-- Supplied records --
+--

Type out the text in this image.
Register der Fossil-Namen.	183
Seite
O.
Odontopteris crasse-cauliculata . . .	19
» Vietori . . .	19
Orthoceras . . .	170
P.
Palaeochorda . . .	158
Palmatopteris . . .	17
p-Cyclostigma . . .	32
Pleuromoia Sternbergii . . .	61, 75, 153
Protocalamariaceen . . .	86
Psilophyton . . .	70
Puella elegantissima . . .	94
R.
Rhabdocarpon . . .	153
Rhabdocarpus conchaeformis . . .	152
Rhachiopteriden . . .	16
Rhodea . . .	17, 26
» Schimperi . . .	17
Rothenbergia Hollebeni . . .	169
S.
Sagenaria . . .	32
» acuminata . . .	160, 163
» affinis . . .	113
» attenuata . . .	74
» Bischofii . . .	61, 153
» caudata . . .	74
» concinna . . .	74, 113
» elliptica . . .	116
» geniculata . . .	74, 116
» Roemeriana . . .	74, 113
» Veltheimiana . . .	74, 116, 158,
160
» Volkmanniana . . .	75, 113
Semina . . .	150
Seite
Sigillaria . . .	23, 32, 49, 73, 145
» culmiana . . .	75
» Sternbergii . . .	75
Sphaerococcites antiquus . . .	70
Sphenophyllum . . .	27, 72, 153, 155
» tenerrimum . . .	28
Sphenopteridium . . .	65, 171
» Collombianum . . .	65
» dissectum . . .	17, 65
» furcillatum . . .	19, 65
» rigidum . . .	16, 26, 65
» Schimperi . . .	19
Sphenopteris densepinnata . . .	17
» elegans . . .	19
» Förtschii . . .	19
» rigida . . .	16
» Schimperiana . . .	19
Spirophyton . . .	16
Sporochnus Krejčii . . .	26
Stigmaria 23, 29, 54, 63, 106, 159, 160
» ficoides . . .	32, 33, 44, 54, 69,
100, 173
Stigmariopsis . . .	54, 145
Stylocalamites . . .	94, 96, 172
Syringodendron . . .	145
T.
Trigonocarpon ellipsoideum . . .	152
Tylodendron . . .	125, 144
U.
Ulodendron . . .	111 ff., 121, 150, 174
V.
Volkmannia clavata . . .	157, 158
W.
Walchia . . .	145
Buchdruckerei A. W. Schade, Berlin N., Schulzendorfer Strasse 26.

+--

-- Problem to work on --
Copy out each line in the listing that has the word "Sternbergii".

-- Result for this task --
Pleuromoia Sternbergii . . .	61, 75, 153
» Sternbergii . . .	75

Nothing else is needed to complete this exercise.